STATED EXERCISE
Gather the lines from the material that contain "position".

=====

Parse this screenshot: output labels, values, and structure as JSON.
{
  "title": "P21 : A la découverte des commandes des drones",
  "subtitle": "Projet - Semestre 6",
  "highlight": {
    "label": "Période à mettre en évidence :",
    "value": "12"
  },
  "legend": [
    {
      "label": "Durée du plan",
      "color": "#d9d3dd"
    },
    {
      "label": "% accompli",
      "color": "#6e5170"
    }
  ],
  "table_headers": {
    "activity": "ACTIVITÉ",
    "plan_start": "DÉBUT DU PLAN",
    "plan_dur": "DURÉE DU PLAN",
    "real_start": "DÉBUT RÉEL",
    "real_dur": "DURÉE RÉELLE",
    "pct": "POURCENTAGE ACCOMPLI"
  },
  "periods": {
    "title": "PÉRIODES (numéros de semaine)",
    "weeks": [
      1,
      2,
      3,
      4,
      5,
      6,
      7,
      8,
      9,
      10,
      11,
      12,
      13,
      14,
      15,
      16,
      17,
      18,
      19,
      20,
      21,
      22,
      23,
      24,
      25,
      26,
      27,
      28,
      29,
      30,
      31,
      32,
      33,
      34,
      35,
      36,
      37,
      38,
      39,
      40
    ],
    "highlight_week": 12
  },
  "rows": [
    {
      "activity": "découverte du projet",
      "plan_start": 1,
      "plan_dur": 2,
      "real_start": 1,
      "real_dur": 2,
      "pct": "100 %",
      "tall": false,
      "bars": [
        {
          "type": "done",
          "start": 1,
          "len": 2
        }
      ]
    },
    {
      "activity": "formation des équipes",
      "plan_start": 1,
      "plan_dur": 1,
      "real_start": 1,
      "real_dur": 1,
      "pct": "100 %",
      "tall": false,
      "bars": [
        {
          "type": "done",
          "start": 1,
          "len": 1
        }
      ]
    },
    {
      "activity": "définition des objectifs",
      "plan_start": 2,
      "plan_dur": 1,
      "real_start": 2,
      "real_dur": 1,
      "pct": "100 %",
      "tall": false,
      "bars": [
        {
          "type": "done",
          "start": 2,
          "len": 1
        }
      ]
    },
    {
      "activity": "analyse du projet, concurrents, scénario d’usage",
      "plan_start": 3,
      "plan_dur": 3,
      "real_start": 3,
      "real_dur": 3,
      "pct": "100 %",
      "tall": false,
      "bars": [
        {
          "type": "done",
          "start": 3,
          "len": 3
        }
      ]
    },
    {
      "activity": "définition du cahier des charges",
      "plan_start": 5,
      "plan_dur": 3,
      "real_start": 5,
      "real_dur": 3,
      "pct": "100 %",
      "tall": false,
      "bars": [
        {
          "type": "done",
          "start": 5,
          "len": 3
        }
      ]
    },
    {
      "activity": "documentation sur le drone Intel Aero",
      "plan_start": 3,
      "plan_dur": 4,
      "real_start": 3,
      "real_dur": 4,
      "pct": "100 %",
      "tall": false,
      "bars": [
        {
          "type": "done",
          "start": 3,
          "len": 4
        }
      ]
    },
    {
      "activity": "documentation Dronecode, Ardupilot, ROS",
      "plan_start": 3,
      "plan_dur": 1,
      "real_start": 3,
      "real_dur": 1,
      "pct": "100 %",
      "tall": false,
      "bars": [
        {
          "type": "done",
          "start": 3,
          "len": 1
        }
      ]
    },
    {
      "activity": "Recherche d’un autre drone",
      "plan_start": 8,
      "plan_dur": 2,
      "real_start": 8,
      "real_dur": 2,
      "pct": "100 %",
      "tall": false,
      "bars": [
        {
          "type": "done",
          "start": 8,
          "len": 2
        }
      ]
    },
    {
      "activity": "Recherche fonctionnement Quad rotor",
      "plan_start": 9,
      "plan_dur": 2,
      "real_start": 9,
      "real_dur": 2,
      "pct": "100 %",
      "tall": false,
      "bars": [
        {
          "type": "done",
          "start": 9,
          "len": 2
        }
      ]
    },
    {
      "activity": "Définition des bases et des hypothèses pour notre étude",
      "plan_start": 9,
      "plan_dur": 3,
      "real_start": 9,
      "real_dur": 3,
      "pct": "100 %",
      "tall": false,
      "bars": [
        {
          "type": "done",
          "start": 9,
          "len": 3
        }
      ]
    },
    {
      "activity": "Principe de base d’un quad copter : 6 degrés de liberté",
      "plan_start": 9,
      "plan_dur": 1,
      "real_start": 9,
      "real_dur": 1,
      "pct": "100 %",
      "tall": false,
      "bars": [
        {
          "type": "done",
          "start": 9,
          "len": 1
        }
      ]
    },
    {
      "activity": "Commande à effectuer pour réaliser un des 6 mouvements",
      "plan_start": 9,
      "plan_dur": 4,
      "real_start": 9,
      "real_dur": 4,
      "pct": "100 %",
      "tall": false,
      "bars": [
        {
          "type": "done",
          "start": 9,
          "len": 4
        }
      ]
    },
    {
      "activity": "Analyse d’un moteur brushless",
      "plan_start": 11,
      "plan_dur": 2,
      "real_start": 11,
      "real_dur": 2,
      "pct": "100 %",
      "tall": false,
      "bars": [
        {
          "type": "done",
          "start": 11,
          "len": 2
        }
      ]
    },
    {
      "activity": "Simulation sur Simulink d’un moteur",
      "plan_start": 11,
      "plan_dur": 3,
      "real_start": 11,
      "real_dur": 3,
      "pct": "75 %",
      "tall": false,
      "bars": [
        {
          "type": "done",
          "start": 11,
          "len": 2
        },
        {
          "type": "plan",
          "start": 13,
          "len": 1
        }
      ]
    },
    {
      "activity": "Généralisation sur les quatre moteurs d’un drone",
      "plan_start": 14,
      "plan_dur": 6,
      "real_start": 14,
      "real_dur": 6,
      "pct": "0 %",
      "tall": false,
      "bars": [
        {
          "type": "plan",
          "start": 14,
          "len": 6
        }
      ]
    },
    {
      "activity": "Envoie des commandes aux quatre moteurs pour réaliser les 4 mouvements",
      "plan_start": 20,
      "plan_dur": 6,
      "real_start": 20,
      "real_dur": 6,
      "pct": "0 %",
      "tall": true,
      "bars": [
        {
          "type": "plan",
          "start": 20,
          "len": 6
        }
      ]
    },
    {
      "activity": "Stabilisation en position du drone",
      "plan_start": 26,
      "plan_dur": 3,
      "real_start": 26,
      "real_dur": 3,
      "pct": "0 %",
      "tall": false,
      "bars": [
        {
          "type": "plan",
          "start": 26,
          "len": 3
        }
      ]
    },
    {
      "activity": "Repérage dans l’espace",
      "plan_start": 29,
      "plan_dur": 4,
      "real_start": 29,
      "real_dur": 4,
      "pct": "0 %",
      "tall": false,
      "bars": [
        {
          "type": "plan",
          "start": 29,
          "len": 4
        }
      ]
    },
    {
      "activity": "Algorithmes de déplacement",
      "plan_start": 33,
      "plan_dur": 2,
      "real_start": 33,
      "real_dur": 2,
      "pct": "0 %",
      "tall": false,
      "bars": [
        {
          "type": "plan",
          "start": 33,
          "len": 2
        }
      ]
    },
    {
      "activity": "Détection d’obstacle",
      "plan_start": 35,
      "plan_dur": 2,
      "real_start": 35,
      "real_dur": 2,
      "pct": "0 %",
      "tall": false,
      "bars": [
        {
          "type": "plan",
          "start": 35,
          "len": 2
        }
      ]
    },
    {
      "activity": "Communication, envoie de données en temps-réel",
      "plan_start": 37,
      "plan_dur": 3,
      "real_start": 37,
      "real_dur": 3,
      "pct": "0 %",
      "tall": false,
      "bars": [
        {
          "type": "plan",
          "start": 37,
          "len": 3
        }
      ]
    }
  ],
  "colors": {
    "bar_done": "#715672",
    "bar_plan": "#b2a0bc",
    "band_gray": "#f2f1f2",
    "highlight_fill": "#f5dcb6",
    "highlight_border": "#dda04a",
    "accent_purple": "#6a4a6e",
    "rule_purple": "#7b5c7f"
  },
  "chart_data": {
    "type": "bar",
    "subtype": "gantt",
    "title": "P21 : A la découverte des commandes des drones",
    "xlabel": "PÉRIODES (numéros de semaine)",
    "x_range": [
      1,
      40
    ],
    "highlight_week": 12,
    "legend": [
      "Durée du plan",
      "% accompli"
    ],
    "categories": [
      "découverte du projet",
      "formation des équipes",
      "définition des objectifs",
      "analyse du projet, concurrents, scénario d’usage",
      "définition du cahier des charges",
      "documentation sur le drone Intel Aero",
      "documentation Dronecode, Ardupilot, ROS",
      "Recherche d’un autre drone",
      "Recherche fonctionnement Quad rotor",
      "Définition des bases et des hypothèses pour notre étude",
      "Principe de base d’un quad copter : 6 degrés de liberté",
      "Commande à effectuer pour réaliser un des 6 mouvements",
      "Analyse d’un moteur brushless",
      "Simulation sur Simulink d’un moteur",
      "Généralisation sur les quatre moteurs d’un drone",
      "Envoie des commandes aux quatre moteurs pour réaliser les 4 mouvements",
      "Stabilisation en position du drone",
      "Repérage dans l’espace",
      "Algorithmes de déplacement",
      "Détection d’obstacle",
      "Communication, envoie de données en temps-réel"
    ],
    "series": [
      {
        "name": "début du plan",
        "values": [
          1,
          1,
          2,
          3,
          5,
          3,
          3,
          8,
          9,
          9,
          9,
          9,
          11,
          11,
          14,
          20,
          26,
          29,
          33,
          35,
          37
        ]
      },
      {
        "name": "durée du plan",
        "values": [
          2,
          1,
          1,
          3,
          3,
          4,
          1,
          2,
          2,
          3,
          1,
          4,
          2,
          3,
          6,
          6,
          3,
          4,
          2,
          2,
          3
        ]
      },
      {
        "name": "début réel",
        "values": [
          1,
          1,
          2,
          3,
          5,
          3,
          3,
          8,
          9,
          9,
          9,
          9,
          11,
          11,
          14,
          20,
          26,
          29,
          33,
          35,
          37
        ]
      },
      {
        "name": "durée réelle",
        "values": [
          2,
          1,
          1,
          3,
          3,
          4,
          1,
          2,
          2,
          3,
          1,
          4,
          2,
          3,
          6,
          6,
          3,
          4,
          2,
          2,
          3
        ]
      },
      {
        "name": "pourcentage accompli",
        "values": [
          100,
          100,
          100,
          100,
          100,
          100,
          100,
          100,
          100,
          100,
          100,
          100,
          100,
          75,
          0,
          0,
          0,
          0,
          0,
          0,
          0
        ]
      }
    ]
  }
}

=====

WRITTEN ANSWER
      "activity": "Stabilisation en position du drone",
      "Stabilisation en position du drone",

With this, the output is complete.